**TASK TO CARRY OUT**. Only the lines from the one containing "Read all visible content and emit it as JSON." through the end of the entries should be returned, exactly as they are, with the pictures omitted.

[Data records]
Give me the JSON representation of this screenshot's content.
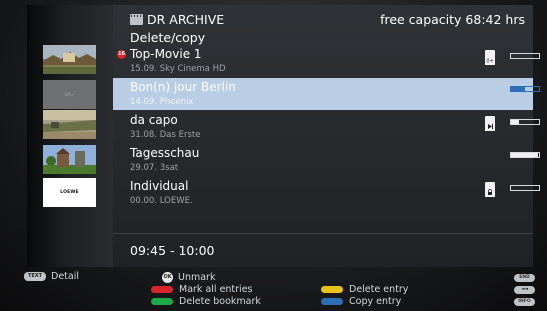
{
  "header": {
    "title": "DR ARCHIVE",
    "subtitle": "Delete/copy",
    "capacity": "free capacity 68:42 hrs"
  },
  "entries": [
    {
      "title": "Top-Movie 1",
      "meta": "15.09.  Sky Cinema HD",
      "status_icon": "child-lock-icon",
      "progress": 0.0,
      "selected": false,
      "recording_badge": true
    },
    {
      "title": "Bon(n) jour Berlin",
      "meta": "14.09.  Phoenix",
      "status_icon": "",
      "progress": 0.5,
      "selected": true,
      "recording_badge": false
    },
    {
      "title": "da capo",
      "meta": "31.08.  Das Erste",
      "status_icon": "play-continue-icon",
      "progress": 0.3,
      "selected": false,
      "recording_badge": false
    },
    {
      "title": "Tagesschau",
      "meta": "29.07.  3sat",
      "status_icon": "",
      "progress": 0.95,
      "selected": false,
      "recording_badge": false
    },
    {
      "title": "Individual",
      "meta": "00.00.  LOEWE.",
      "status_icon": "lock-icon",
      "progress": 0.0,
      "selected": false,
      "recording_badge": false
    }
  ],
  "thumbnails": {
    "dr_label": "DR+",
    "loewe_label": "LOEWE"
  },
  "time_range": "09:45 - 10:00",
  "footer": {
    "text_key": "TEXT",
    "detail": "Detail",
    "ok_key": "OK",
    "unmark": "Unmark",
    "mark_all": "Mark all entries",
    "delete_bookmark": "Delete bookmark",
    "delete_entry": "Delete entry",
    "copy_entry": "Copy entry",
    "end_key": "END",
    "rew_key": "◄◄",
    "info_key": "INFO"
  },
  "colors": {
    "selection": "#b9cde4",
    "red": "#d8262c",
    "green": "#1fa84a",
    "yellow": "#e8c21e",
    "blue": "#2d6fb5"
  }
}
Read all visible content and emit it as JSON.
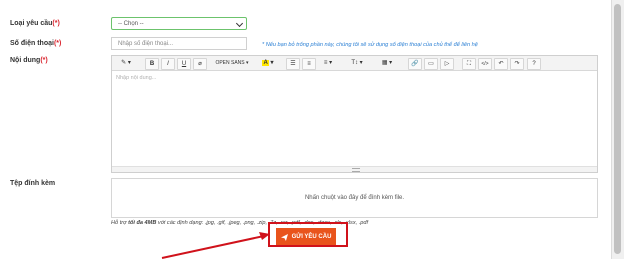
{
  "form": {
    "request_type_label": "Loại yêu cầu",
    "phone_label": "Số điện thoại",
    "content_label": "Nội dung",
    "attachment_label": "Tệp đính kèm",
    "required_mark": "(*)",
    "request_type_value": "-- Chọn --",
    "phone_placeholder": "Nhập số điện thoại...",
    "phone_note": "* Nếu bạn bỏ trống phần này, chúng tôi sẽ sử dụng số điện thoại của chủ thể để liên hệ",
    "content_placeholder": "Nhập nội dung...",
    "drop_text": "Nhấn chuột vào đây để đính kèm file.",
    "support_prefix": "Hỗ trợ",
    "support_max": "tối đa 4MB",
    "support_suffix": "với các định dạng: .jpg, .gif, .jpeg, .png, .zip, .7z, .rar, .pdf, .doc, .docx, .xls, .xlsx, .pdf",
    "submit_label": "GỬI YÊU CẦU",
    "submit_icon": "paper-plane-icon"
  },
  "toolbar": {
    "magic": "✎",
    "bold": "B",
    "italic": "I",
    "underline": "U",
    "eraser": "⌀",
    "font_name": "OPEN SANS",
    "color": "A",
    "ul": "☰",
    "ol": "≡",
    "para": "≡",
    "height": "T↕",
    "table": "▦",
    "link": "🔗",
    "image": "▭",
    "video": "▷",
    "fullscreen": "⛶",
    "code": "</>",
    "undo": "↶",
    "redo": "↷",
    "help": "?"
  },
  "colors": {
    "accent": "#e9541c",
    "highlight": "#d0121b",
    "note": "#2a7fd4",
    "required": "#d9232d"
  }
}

**EXERCISE RESULT**.
Read all visible content and emit it as JSON.
{
  "form": {
    "request_type_label": "Loại yêu cầu",
    "phone_label": "Số điện thoại",
    "content_label": "Nội dung",
    "attachment_label": "Tệp đính kèm",
    "required_mark": "(*)",
    "request_type_value": "-- Chọn --",
    "phone_placeholder": "Nhập số điện thoại...",
    "phone_note": "* Nếu bạn bỏ trống phần này, chúng tôi sẽ sử dụng số điện thoại của chủ thể để liên hệ",
    "content_placeholder": "Nhập nội dung...",
    "drop_text": "Nhấn chuột vào đây để đính kèm file.",
    "support_prefix": "Hỗ trợ",
    "support_max": "tối đa 4MB",
    "support_suffix": "với các định dạng: .jpg, .gif, .jpeg, .png, .zip, .7z, .rar, .pdf, .doc, .docx, .xls, .xlsx, .pdf",
    "submit_label": "GỬI YÊU CẦU",
    "submit_icon": "paper-plane-icon"
  },
  "toolbar": {
    "magic": "✎",
    "bold": "B",
    "italic": "I",
    "underline": "U",
    "eraser": "⌀",
    "font_name": "OPEN SANS",
    "color": "A",
    "ul": "☰",
    "ol": "≡",
    "para": "≡",
    "height": "T↕",
    "table": "▦",
    "link": "🔗",
    "image": "▭",
    "video": "▷",
    "fullscreen": "⛶",
    "code": "</>",
    "undo": "↶",
    "redo": "↷",
    "help": "?"
  },
  "colors": {
    "accent": "#e9541c",
    "highlight": "#d0121b",
    "note": "#2a7fd4",
    "required": "#d9232d"
  }
}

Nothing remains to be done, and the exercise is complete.